* **THE EXERCISE**
Using the listing below, please gather every line containing the word "начала".

(Recorded data)
↓↓↓

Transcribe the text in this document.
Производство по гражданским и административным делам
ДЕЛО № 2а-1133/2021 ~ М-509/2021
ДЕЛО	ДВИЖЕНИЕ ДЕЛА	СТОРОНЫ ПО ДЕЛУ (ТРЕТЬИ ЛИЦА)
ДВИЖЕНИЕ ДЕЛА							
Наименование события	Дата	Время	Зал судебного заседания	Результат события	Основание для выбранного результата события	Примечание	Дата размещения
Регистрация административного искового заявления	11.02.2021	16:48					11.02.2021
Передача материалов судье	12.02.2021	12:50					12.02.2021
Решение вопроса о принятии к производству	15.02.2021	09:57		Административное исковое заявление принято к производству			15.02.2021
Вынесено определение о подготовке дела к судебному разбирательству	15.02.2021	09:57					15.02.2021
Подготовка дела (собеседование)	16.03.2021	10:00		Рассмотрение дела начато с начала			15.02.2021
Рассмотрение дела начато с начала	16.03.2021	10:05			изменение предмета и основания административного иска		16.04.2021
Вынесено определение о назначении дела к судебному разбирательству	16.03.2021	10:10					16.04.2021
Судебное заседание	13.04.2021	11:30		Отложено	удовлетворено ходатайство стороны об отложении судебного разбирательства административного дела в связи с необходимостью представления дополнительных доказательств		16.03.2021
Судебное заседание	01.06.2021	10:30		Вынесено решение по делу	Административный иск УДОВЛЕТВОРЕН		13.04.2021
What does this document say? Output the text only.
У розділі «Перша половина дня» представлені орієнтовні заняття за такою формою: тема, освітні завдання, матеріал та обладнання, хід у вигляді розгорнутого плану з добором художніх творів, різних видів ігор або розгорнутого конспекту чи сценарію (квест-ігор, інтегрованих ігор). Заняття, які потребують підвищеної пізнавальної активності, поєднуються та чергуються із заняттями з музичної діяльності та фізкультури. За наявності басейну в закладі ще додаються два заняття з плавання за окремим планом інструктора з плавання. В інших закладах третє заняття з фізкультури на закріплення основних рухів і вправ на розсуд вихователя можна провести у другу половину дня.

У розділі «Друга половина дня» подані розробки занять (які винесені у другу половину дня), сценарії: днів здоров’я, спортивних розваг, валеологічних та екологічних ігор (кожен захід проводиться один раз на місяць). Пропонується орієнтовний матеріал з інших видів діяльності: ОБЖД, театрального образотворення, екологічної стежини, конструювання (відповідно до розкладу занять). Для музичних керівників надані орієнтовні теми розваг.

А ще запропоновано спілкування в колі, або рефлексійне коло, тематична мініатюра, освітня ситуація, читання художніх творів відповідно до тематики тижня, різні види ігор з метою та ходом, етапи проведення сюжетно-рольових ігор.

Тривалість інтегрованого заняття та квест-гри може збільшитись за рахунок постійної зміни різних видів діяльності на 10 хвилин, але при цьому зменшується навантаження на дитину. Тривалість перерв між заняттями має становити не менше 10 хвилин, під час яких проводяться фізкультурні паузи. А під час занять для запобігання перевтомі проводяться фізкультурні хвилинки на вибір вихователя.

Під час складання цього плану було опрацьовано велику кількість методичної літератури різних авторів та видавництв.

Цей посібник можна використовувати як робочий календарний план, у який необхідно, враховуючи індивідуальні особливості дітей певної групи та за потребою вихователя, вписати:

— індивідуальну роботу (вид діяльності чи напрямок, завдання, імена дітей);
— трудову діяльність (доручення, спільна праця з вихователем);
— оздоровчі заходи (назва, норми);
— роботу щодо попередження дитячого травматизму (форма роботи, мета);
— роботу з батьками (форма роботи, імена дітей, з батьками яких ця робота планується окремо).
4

↑↑↑

* **TASK SOLUTION**
Подготовка дела (собеседование)	16.03.2021	10:00		Рассмотрение дела начато с начала			15.02.2021
Рассмотрение дела начато с начала	16.03.2021	10:05			изменение предмета и основания административного иска		16.04.2021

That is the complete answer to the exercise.